- _Stored items_
###
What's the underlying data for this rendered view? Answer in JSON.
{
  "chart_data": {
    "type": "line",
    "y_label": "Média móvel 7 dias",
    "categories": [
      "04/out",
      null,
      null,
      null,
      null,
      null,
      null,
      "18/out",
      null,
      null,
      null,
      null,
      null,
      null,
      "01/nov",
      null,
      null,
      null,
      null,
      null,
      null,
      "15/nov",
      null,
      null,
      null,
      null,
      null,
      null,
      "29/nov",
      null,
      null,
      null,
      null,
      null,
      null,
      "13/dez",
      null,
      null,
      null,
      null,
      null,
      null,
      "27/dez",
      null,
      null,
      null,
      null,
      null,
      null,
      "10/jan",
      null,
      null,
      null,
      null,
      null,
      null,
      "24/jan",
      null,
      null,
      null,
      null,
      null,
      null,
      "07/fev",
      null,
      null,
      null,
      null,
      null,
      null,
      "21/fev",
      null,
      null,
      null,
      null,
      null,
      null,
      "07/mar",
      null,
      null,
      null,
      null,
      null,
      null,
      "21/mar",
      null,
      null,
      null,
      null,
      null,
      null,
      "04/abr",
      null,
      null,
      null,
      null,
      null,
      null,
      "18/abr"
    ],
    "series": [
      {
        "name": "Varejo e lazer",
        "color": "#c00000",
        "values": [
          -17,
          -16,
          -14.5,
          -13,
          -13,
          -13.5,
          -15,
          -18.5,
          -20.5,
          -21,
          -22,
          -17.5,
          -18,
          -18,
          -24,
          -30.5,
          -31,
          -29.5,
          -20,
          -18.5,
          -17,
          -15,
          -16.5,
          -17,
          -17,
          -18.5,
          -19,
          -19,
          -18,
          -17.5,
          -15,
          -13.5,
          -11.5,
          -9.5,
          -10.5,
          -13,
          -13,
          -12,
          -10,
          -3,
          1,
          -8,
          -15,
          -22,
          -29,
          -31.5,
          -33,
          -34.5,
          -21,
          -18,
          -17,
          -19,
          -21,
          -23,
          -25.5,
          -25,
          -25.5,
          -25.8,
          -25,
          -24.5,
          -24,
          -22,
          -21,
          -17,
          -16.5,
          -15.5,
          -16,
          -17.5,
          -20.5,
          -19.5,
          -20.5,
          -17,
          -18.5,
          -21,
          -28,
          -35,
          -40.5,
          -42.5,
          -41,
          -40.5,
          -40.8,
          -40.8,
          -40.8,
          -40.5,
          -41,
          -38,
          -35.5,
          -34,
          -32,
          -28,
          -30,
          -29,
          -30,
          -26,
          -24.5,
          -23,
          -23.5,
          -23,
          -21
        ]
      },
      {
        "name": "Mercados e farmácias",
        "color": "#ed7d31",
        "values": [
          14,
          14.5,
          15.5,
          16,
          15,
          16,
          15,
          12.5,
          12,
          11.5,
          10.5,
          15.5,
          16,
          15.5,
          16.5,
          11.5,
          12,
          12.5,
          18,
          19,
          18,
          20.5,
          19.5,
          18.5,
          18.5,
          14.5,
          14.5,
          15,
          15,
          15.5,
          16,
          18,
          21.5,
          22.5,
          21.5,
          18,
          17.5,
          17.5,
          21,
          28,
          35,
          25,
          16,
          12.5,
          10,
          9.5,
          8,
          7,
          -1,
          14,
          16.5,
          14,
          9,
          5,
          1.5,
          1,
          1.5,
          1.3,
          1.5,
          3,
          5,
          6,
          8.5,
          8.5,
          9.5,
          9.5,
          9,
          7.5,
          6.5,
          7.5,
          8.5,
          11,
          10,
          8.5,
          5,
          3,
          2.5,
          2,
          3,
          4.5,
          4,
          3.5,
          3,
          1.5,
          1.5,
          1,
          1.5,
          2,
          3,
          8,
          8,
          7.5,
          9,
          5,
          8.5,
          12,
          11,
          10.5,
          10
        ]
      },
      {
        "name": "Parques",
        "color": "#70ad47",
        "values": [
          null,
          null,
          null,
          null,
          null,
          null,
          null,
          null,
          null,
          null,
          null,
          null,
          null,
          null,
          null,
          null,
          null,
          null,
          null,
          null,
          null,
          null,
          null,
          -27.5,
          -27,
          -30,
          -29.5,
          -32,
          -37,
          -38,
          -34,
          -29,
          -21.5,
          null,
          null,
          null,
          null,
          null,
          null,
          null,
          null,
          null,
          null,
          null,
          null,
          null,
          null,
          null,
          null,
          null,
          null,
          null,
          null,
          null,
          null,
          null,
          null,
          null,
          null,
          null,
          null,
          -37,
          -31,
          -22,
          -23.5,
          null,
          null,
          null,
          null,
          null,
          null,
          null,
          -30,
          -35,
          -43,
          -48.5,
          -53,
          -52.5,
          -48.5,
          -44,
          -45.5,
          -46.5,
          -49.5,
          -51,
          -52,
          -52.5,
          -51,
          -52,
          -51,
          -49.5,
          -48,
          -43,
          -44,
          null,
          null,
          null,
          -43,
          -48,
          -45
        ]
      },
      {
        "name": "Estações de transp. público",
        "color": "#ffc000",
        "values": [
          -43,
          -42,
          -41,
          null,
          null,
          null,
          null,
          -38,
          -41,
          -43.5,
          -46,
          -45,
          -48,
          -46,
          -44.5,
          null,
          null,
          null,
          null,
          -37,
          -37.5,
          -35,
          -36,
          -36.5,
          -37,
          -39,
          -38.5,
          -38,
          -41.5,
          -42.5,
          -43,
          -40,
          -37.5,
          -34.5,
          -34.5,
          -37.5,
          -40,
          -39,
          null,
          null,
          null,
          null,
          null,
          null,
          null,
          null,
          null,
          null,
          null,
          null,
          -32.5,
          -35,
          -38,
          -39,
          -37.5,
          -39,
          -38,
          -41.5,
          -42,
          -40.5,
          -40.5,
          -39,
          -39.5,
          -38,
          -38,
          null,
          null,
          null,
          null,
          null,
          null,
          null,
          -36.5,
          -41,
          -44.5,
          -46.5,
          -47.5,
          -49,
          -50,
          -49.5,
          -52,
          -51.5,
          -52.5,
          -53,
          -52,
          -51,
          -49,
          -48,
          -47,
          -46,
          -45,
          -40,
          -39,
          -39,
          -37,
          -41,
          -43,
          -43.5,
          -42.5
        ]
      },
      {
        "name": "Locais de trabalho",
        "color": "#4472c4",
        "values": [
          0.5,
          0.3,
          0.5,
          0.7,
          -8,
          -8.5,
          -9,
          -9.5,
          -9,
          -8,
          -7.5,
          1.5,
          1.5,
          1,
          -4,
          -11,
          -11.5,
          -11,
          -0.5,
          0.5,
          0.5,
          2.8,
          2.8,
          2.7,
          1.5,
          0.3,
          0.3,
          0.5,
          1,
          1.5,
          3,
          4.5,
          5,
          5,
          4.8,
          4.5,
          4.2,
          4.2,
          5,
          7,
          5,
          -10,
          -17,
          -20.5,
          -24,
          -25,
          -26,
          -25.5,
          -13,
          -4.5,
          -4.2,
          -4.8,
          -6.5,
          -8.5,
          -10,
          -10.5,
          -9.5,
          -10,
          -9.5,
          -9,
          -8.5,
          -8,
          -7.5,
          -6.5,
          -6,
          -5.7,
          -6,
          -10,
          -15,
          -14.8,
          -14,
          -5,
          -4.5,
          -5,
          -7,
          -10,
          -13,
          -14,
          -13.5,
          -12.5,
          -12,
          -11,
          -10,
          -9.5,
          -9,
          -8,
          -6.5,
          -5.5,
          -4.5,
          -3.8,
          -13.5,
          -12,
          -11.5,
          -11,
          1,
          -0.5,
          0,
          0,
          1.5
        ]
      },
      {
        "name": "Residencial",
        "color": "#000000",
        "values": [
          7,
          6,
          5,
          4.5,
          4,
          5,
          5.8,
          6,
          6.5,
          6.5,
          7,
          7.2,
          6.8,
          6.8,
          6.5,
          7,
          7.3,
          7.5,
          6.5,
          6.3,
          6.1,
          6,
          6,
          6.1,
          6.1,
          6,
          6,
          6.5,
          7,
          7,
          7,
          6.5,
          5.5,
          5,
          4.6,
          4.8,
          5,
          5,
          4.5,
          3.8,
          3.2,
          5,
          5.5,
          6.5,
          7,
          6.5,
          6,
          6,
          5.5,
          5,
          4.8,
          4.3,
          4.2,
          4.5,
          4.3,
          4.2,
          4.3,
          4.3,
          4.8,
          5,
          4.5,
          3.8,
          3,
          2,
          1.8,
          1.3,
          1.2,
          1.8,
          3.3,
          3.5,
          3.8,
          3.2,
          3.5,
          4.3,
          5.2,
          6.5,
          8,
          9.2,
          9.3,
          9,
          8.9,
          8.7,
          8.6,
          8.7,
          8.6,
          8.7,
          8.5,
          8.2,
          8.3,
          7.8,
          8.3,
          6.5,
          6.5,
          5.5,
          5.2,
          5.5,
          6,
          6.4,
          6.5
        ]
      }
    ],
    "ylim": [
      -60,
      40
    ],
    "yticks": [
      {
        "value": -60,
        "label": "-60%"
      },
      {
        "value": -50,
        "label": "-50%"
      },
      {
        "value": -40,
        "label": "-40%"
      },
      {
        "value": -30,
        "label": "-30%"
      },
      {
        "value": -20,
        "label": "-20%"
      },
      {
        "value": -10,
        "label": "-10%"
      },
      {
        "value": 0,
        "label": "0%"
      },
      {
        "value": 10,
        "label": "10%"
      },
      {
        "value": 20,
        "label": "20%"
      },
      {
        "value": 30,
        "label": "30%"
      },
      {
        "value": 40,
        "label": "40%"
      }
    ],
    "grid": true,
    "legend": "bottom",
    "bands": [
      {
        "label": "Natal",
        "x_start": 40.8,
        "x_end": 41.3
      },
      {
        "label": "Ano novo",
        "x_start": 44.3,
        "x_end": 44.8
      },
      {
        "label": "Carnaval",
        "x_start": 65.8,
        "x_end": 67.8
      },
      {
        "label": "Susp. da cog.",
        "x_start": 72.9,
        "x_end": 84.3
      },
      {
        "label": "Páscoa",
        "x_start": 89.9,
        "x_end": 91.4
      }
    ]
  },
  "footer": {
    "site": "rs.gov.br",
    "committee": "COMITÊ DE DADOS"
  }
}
###
- _Short task_
Tally how many lines of the records hold the word "name". Answer with the number only.

- _Response_
6